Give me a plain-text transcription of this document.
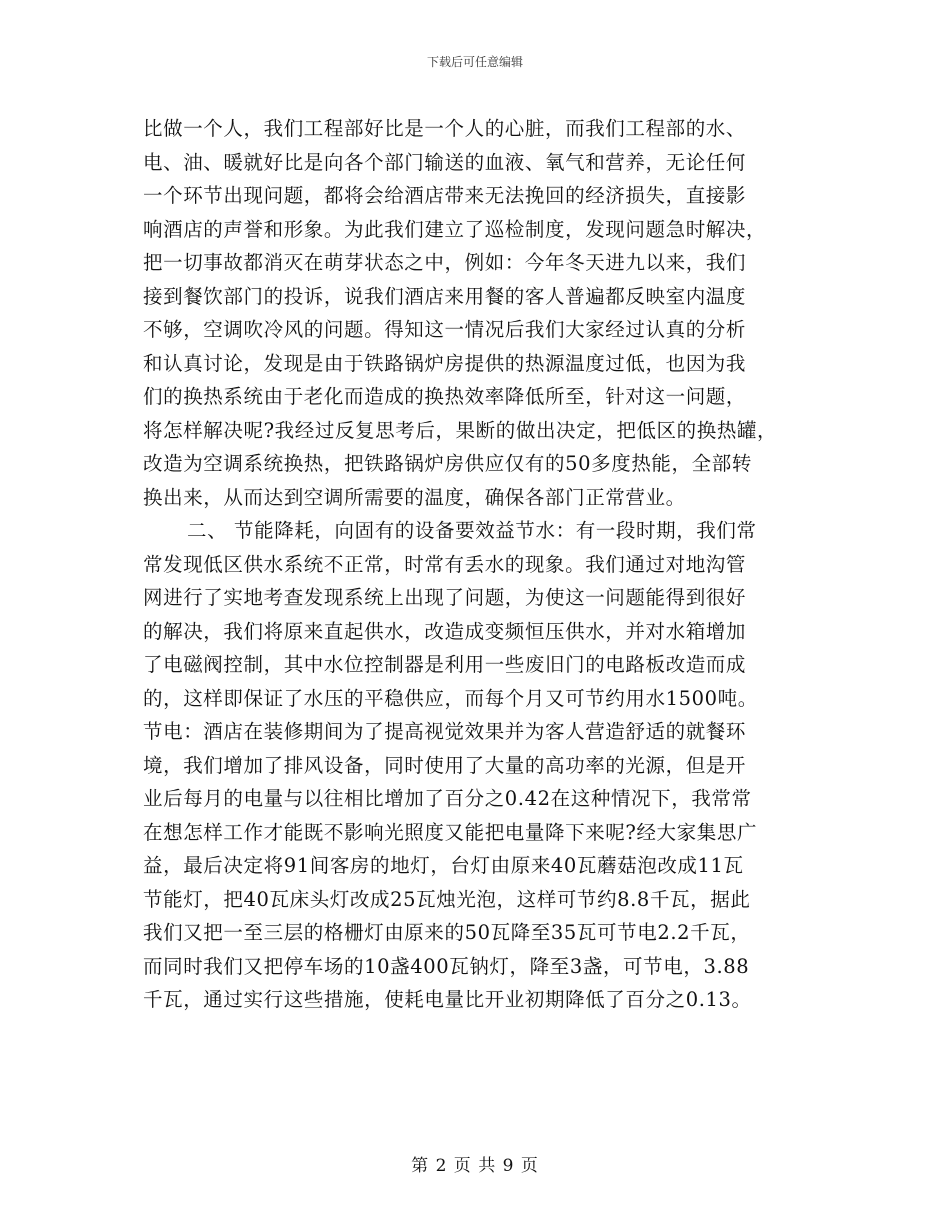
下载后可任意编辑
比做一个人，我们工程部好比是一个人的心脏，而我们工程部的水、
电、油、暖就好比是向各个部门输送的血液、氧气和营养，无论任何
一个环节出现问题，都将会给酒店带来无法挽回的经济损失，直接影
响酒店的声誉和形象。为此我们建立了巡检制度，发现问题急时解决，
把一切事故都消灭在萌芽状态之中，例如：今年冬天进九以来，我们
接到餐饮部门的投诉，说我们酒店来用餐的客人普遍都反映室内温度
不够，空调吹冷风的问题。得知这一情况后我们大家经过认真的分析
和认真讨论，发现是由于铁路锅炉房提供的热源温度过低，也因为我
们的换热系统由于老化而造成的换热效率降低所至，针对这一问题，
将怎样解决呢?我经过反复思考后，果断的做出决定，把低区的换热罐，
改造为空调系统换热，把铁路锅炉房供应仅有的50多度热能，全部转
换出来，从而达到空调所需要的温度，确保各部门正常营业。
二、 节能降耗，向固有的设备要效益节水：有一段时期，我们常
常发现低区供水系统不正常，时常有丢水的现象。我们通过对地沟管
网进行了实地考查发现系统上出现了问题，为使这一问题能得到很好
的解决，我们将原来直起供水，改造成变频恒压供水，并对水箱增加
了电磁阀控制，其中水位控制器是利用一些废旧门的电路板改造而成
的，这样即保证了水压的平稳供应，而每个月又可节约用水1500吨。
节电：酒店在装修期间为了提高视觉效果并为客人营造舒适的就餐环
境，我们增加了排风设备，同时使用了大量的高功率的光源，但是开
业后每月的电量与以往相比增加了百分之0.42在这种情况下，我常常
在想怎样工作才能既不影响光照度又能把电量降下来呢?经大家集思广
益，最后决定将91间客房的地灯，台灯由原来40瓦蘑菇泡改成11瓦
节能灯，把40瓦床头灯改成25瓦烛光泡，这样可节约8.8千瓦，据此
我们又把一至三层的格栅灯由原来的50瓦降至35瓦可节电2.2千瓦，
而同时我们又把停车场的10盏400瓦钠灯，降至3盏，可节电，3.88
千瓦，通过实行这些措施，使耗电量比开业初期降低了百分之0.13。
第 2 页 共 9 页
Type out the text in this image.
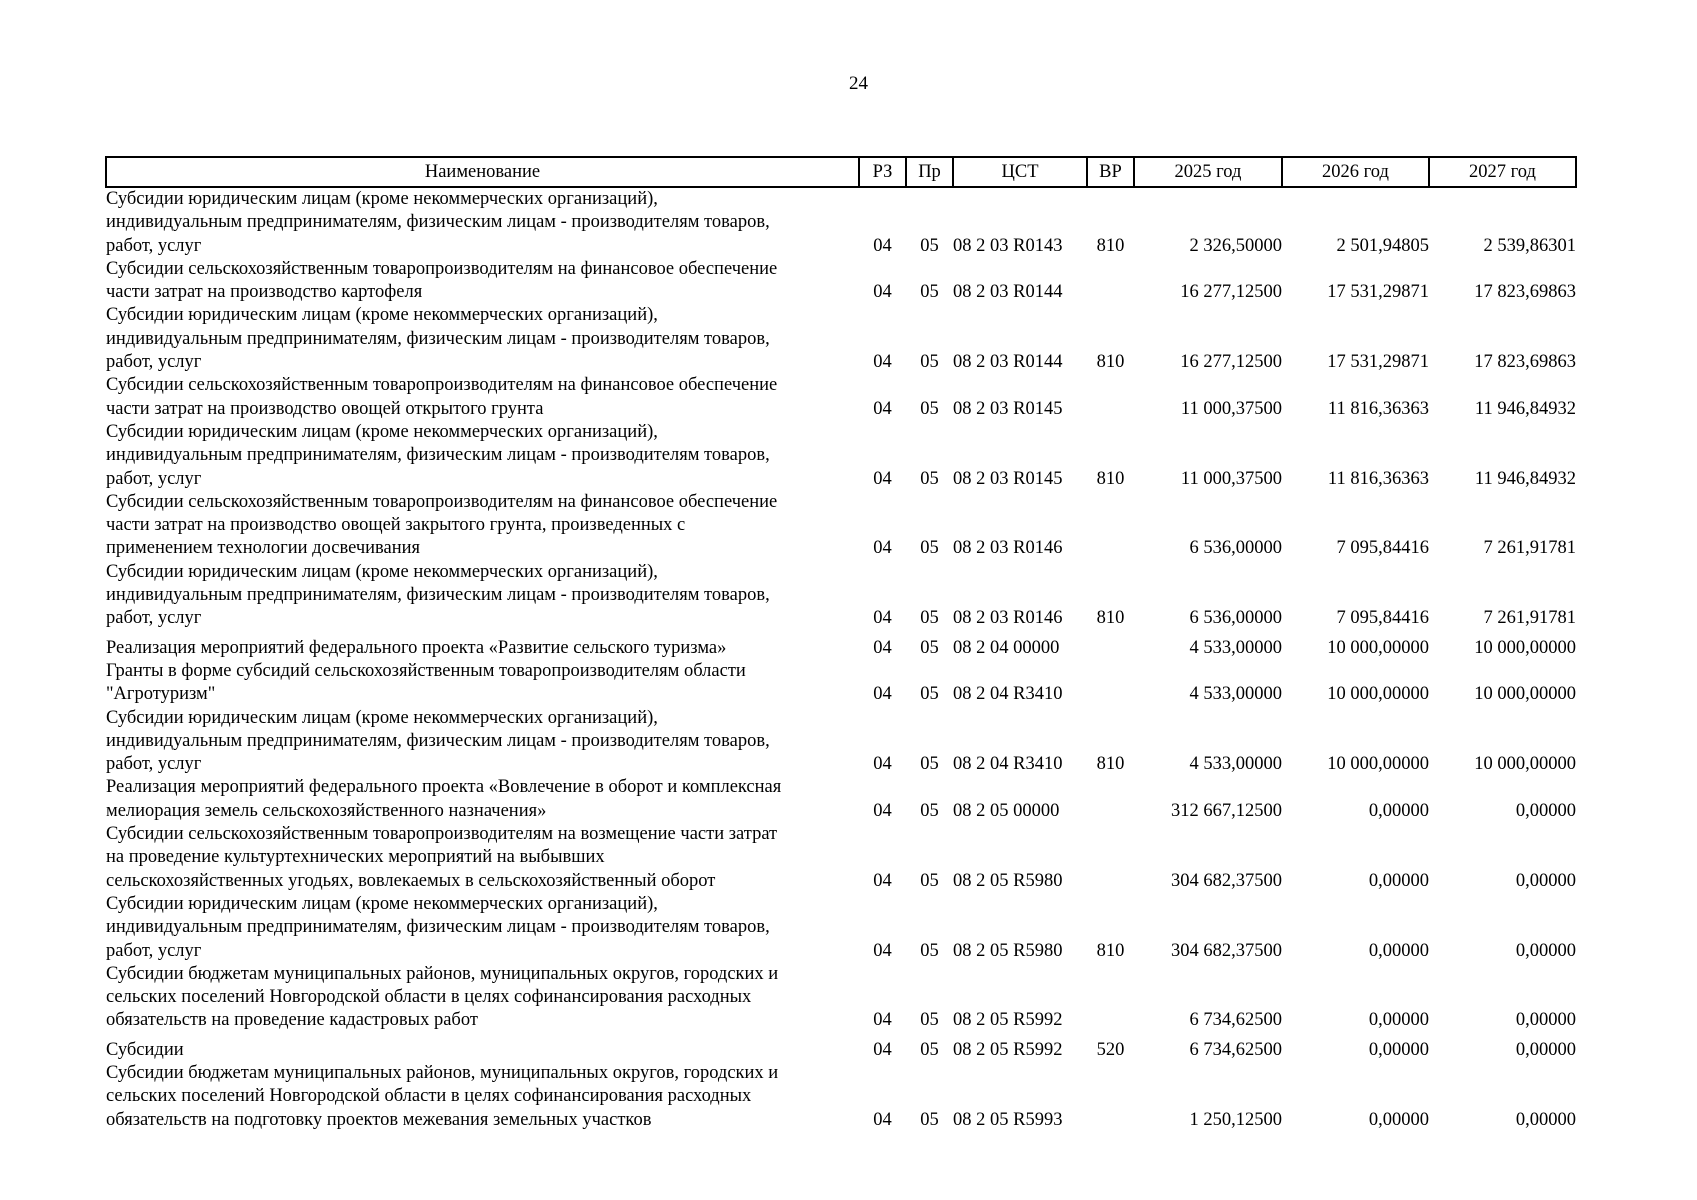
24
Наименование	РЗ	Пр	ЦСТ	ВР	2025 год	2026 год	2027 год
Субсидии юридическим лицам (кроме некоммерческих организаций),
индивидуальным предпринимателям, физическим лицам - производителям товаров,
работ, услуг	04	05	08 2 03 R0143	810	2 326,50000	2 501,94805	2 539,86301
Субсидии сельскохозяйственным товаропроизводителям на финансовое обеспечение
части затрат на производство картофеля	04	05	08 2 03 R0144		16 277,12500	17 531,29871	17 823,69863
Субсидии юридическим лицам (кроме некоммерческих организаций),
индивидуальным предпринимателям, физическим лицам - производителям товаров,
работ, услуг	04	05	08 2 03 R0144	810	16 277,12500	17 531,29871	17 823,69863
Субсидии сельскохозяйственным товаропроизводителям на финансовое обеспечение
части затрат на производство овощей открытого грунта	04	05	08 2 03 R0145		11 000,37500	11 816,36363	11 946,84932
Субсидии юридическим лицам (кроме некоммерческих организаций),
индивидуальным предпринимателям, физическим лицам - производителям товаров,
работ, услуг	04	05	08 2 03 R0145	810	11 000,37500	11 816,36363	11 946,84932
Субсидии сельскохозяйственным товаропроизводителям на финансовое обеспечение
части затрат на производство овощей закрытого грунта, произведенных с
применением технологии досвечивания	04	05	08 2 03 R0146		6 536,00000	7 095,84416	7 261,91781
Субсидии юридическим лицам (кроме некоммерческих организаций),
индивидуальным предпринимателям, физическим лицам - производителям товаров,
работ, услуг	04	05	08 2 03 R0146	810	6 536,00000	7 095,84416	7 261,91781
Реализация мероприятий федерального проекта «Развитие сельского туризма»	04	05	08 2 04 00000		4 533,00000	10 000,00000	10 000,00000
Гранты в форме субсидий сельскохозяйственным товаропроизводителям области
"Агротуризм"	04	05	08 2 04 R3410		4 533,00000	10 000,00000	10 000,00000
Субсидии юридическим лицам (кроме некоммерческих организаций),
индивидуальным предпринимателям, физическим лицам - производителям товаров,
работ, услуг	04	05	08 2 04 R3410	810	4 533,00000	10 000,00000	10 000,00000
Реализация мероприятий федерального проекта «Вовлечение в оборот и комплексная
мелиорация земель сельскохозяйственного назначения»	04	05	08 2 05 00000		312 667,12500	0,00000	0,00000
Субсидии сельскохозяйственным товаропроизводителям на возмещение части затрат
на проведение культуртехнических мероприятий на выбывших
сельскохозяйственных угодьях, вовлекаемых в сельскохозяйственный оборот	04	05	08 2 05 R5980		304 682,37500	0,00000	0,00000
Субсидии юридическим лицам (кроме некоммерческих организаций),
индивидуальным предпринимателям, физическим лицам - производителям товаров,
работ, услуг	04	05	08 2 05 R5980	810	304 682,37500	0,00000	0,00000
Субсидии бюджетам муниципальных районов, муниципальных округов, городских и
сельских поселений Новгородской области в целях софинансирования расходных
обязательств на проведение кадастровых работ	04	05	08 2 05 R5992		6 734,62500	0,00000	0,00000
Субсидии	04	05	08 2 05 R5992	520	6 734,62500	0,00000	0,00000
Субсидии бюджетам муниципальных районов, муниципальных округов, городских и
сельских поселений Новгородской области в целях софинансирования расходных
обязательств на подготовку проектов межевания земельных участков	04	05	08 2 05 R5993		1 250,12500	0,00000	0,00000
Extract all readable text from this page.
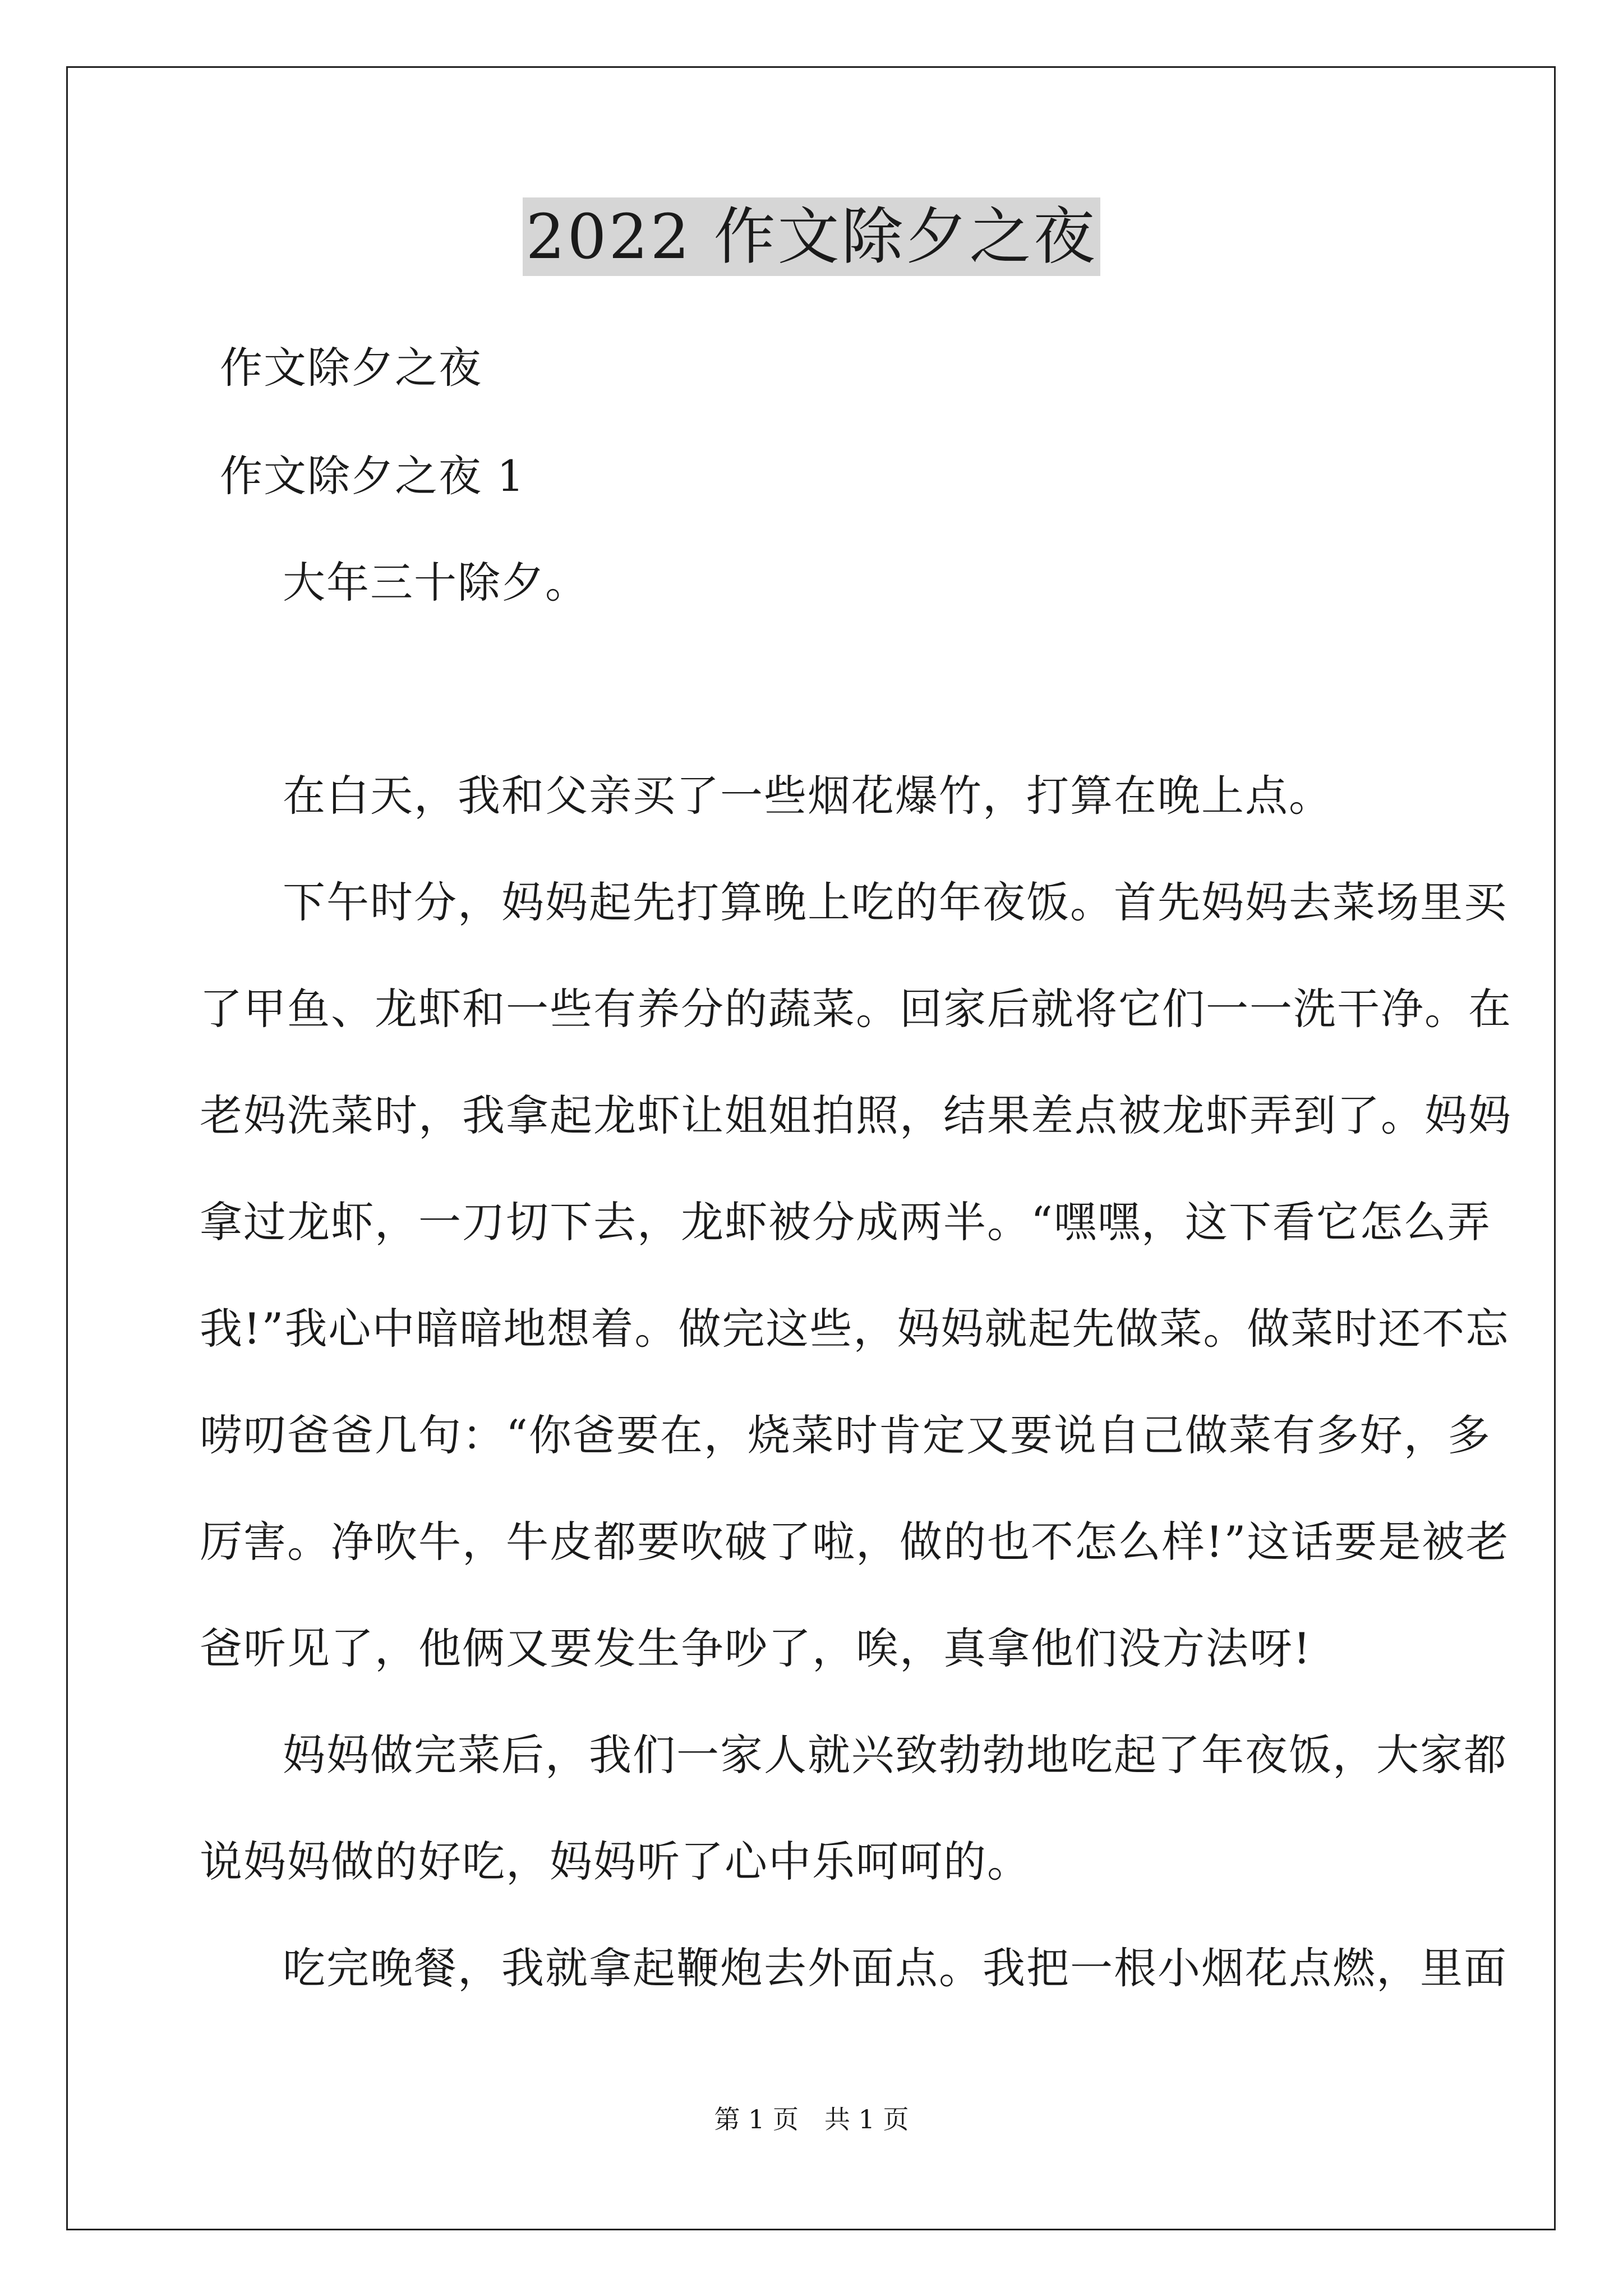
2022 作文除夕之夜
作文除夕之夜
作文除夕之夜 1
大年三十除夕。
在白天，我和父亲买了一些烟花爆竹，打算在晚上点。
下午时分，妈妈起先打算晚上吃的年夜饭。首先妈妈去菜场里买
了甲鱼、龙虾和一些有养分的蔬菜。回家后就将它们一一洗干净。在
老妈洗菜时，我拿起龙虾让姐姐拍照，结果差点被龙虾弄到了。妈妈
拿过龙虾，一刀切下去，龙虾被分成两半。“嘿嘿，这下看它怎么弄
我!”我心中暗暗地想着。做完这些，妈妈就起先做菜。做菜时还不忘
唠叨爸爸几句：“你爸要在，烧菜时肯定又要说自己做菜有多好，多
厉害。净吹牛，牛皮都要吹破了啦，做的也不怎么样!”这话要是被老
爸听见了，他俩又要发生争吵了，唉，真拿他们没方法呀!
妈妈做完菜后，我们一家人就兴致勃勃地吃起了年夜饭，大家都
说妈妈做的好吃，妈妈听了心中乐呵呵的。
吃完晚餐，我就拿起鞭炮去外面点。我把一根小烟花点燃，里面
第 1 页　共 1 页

----------

● YOUR INSTRUCTIONS
Only the lines from the one that holds "Extract all readable text from this page." through the end of the records above should be printed again, exactly as they are. Leave out the pictures.

● RESPONSE FOR THIS EXERCISE
Extract all readable text from this page.
2022 作文除夕之夜
作文除夕之夜
作文除夕之夜 1
大年三十除夕。
在白天，我和父亲买了一些烟花爆竹，打算在晚上点。
下午时分，妈妈起先打算晚上吃的年夜饭。首先妈妈去菜场里买
了甲鱼、龙虾和一些有养分的蔬菜。回家后就将它们一一洗干净。在
老妈洗菜时，我拿起龙虾让姐姐拍照，结果差点被龙虾弄到了。妈妈
拿过龙虾，一刀切下去，龙虾被分成两半。“嘿嘿，这下看它怎么弄
我!”我心中暗暗地想着。做完这些，妈妈就起先做菜。做菜时还不忘
唠叨爸爸几句：“你爸要在，烧菜时肯定又要说自己做菜有多好，多
厉害。净吹牛，牛皮都要吹破了啦，做的也不怎么样!”这话要是被老
爸听见了，他俩又要发生争吵了，唉，真拿他们没方法呀!
妈妈做完菜后，我们一家人就兴致勃勃地吃起了年夜饭，大家都
说妈妈做的好吃，妈妈听了心中乐呵呵的。
吃完晚餐，我就拿起鞭炮去外面点。我把一根小烟花点燃，里面
第 1 页　共 1 页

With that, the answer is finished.